__Written problem__:
Using the data below, repeat all of it precisely.

__Supplied material__:

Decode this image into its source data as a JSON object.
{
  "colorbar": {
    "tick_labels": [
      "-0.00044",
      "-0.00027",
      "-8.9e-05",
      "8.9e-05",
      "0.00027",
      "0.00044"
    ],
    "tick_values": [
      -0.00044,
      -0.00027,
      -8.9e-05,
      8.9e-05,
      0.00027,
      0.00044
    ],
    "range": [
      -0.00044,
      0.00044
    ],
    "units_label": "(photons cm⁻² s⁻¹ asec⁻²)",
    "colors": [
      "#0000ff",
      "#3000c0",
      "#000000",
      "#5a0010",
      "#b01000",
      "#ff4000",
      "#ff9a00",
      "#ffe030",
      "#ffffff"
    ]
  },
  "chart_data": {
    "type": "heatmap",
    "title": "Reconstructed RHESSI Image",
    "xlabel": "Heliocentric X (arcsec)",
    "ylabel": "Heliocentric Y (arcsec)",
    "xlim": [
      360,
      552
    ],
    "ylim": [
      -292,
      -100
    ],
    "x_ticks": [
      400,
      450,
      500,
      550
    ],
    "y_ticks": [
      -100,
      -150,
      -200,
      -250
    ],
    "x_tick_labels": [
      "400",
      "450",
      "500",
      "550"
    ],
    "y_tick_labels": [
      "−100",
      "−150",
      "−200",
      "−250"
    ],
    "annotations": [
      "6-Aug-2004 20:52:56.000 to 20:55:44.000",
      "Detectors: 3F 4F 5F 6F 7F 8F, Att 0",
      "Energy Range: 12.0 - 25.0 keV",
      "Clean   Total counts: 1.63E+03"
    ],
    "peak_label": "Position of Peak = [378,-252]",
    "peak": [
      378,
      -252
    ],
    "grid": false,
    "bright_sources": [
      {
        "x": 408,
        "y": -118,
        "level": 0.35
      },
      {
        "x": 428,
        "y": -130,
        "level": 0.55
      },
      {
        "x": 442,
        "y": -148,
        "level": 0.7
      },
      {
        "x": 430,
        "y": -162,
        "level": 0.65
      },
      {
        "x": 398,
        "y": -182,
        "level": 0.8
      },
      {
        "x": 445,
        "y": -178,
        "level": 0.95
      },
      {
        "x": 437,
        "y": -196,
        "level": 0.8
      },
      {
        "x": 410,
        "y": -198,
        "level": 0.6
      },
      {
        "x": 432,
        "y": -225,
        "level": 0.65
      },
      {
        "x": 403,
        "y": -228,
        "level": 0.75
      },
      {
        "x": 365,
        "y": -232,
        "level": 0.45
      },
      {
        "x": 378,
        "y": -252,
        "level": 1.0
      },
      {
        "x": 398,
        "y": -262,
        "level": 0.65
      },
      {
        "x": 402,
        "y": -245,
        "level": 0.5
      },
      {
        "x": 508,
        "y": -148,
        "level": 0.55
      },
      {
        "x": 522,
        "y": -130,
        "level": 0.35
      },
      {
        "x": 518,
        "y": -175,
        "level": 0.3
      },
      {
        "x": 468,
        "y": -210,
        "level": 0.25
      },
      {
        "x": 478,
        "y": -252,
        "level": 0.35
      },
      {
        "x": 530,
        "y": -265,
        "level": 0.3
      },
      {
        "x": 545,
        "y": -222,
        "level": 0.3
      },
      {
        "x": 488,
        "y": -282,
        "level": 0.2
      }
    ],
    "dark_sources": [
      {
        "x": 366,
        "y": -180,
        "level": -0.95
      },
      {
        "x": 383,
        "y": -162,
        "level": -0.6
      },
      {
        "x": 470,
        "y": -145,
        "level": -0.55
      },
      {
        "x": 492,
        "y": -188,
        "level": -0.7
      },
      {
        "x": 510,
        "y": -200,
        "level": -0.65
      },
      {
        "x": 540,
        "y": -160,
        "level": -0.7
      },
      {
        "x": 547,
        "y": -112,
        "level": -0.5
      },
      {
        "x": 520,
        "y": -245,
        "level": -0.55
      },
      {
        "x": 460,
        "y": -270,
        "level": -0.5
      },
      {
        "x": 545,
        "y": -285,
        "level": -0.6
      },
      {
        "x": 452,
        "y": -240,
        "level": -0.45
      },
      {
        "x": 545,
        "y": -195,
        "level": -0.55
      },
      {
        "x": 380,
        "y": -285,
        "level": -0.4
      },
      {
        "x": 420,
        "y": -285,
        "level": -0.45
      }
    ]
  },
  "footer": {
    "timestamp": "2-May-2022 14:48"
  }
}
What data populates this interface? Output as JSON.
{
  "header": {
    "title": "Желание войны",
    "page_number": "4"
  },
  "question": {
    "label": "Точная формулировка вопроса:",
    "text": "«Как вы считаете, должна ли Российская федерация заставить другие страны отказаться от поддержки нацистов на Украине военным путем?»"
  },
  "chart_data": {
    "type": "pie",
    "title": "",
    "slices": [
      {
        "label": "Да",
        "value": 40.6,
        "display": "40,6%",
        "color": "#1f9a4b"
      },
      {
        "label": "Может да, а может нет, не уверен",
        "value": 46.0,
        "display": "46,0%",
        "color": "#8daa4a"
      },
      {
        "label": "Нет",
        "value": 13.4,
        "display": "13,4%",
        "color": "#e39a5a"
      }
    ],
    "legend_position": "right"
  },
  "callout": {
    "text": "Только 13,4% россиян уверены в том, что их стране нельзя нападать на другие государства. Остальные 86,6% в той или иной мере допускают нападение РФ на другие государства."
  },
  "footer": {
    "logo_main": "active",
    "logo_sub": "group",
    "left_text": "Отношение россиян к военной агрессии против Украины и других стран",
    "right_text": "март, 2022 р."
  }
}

__Output__:
Decode this image into its source data as a JSON object.
{
  "colorbar": {
    "tick_labels": [
      "-0.00044",
      "-0.00027",
      "-8.9e-05",
      "8.9e-05",
      "0.00027",
      "0.00044"
    ],
    "tick_values": [
      -0.00044,
      -0.00027,
      -8.9e-05,
      8.9e-05,
      0.00027,
      0.00044
    ],
    "range": [
      -0.00044,
      0.00044
    ],
    "units_label": "(photons cm⁻² s⁻¹ asec⁻²)",
    "colors": [
      "#0000ff",
      "#3000c0",
      "#000000",
      "#5a0010",
      "#b01000",
      "#ff4000",
      "#ff9a00",
      "#ffe030",
      "#ffffff"
    ]
  },
  "chart_data": {
    "type": "heatmap",
    "title": "Reconstructed RHESSI Image",
    "xlabel": "Heliocentric X (arcsec)",
    "ylabel": "Heliocentric Y (arcsec)",
    "xlim": [
      360,
      552
    ],
    "ylim": [
      -292,
      -100
    ],
    "x_ticks": [
      400,
      450,
      500,
      550
    ],
    "y_ticks": [
      -100,
      -150,
      -200,
      -250
    ],
    "x_tick_labels": [
      "400",
      "450",
      "500",
      "550"
    ],
    "y_tick_labels": [
      "−100",
      "−150",
      "−200",
      "−250"
    ],
    "annotations": [
      "6-Aug-2004 20:52:56.000 to 20:55:44.000",
      "Detectors: 3F 4F 5F 6F 7F 8F, Att 0",
      "Energy Range: 12.0 - 25.0 keV",
      "Clean   Total counts: 1.63E+03"
    ],
    "peak_label": "Position of Peak = [378,-252]",
    "peak": [
      378,
      -252
    ],
    "grid": false,
    "bright_sources": [
      {
        "x": 408,
        "y": -118,
        "level": 0.35
      },
      {
        "x": 428,
        "y": -130,
        "level": 0.55
      },
      {
        "x": 442,
        "y": -148,
        "level": 0.7
      },
      {
        "x": 430,
        "y": -162,
        "level": 0.65
      },
      {
        "x": 398,
        "y": -182,
        "level": 0.8
      },
      {
        "x": 445,
        "y": -178,
        "level": 0.95
      },
      {
        "x": 437,
        "y": -196,
        "level": 0.8
      },
      {
        "x": 410,
        "y": -198,
        "level": 0.6
      },
      {
        "x": 432,
        "y": -225,
        "level": 0.65
      },
      {
        "x": 403,
        "y": -228,
        "level": 0.75
      },
      {
        "x": 365,
        "y": -232,
        "level": 0.45
      },
      {
        "x": 378,
        "y": -252,
        "level": 1.0
      },
      {
        "x": 398,
        "y": -262,
        "level": 0.65
      },
      {
        "x": 402,
        "y": -245,
        "level": 0.5
      },
      {
        "x": 508,
        "y": -148,
        "level": 0.55
      },
      {
        "x": 522,
        "y": -130,
        "level": 0.35
      },
      {
        "x": 518,
        "y": -175,
        "level": 0.3
      },
      {
        "x": 468,
        "y": -210,
        "level": 0.25
      },
      {
        "x": 478,
        "y": -252,
        "level": 0.35
      },
      {
        "x": 530,
        "y": -265,
        "level": 0.3
      },
      {
        "x": 545,
        "y": -222,
        "level": 0.3
      },
      {
        "x": 488,
        "y": -282,
        "level": 0.2
      }
    ],
    "dark_sources": [
      {
        "x": 366,
        "y": -180,
        "level": -0.95
      },
      {
        "x": 383,
        "y": -162,
        "level": -0.6
      },
      {
        "x": 470,
        "y": -145,
        "level": -0.55
      },
      {
        "x": 492,
        "y": -188,
        "level": -0.7
      },
      {
        "x": 510,
        "y": -200,
        "level": -0.65
      },
      {
        "x": 540,
        "y": -160,
        "level": -0.7
      },
      {
        "x": 547,
        "y": -112,
        "level": -0.5
      },
      {
        "x": 520,
        "y": -245,
        "level": -0.55
      },
      {
        "x": 460,
        "y": -270,
        "level": -0.5
      },
      {
        "x": 545,
        "y": -285,
        "level": -0.6
      },
      {
        "x": 452,
        "y": -240,
        "level": -0.45
      },
      {
        "x": 545,
        "y": -195,
        "level": -0.55
      },
      {
        "x": 380,
        "y": -285,
        "level": -0.4
      },
      {
        "x": 420,
        "y": -285,
        "level": -0.45
      }
    ]
  },
  "footer": {
    "timestamp": "2-May-2022 14:48"
  }
}
What data populates this interface? Output as JSON.
{
  "header": {
    "title": "Желание войны",
    "page_number": "4"
  },
  "question": {
    "label": "Точная формулировка вопроса:",
    "text": "«Как вы считаете, должна ли Российская федерация заставить другие страны отказаться от поддержки нацистов на Украине военным путем?»"
  },
  "chart_data": {
    "type": "pie",
    "title": "",
    "slices": [
      {
        "label": "Да",
        "value": 40.6,
        "display": "40,6%",
        "color": "#1f9a4b"
      },
      {
        "label": "Может да, а может нет, не уверен",
        "value": 46.0,
        "display": "46,0%",
        "color": "#8daa4a"
      },
      {
        "label": "Нет",
        "value": 13.4,
        "display": "13,4%",
        "color": "#e39a5a"
      }
    ],
    "legend_position": "right"
  },
  "callout": {
    "text": "Только 13,4% россиян уверены в том, что их стране нельзя нападать на другие государства. Остальные 86,6% в той или иной мере допускают нападение РФ на другие государства."
  },
  "footer": {
    "logo_main": "active",
    "logo_sub": "group",
    "left_text": "Отношение россиян к военной агрессии против Украины и других стран",
    "right_text": "март, 2022 р."
  }
}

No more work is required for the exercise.